- [THE TASK]
Repeat every line of the data exactly, but not the pictures.

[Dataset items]
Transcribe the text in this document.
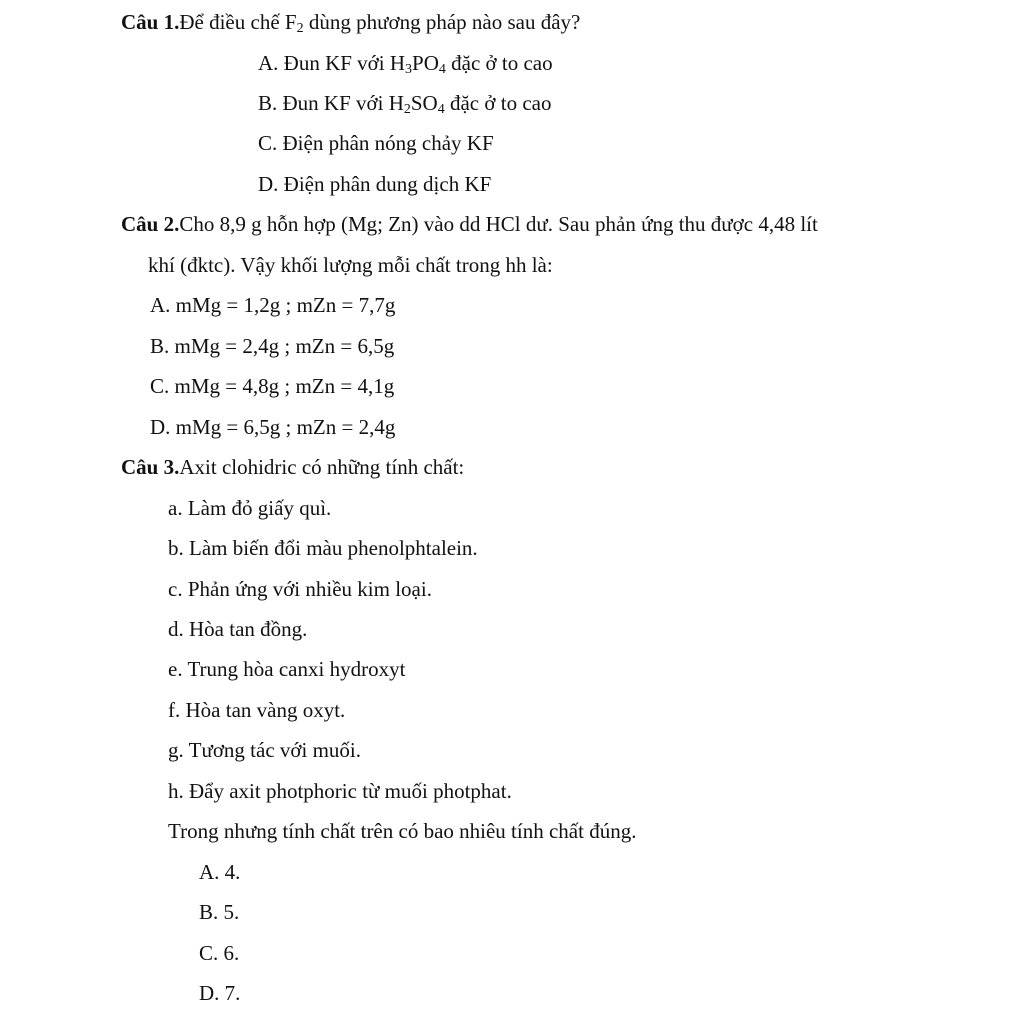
Câu 1.Để điều chế $F_2$ dùng phương pháp nào sau đây?
A. Đun KF với $H_3PO_4$ đặc ở to cao
B. Đun KF với $H_2SO_4$ đặc ở to cao
C. Điện phân nóng chảy KF
D. Điện phân dung dịch KF
Câu 2.Cho 8,9 g hỗn hợp (Mg; Zn) vào dd HCl dư. Sau phản ứng thu được 4,48 lít
khí (đktc). Vậy khối lượng mỗi chất trong hh là:
A. mMg = 1,2g ; mZn = 7,7g
B. mMg = 2,4g ; mZn = 6,5g
C. mMg = 4,8g ; mZn = 4,1g
D. mMg = 6,5g ; mZn = 2,4g
Câu 3.Axit clohidric có những tính chất:
a. Làm đỏ giấy quì.
b. Làm biến đổi màu phenolphtalein.
c. Phản ứng với nhiều kim loại.
d. Hòa tan đồng.
e. Trung hòa canxi hydroxyt
f. Hòa tan vàng oxyt.
g. Tương tác với muối.
h. Đẩy axit photphoric từ muối photphat.
Trong nhưng tính chất trên có bao nhiêu tính chất đúng.
A. 4.
B. 5.
C. 6.
D. 7.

- [ANSWER IN FULL]
Transcribe the text in this document.
Câu 1.Để điều chế $F_2$ dùng phương pháp nào sau đây?
A. Đun KF với $H_3PO_4$ đặc ở to cao
B. Đun KF với $H_2SO_4$ đặc ở to cao
C. Điện phân nóng chảy KF
D. Điện phân dung dịch KF
Câu 2.Cho 8,9 g hỗn hợp (Mg; Zn) vào dd HCl dư. Sau phản ứng thu được 4,48 lít
khí (đktc). Vậy khối lượng mỗi chất trong hh là:
A. mMg = 1,2g ; mZn = 7,7g
B. mMg = 2,4g ; mZn = 6,5g
C. mMg = 4,8g ; mZn = 4,1g
D. mMg = 6,5g ; mZn = 2,4g
Câu 3.Axit clohidric có những tính chất:
a. Làm đỏ giấy quì.
b. Làm biến đổi màu phenolphtalein.
c. Phản ứng với nhiều kim loại.
d. Hòa tan đồng.
e. Trung hòa canxi hydroxyt
f. Hòa tan vàng oxyt.
g. Tương tác với muối.
h. Đẩy axit photphoric từ muối photphat.
Trong nhưng tính chất trên có bao nhiêu tính chất đúng.
A. 4.
B. 5.
C. 6.
D. 7.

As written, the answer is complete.